Reply with one number: how many lines contain the word "problemă".

%%

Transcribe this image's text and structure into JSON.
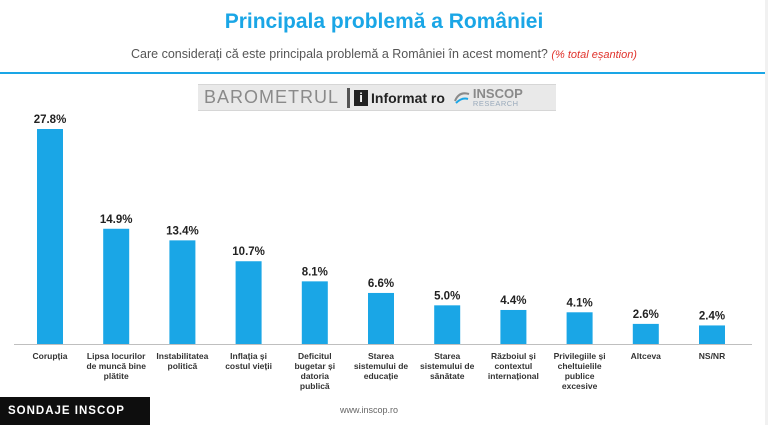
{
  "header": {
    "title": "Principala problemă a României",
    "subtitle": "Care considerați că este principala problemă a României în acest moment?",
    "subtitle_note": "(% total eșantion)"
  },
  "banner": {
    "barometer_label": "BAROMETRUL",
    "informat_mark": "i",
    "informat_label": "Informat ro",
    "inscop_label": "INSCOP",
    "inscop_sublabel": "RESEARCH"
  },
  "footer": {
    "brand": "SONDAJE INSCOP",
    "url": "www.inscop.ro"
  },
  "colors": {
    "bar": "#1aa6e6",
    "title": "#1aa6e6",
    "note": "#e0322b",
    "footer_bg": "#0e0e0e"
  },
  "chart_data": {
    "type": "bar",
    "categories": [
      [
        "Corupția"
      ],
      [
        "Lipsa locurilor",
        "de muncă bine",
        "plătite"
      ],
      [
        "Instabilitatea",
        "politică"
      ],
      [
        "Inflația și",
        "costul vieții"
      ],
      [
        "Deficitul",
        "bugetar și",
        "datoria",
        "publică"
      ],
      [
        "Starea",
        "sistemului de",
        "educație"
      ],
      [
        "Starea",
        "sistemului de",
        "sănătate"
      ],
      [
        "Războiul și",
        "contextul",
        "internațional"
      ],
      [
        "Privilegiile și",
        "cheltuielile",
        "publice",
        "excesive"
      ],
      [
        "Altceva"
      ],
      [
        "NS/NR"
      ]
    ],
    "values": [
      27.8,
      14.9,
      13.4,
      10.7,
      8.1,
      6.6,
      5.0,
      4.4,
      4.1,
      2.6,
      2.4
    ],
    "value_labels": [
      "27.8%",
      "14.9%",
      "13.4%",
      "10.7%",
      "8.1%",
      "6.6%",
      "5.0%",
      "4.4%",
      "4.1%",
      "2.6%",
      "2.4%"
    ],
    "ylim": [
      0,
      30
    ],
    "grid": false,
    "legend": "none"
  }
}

%%

→ RESULT OF THIS TASK: 2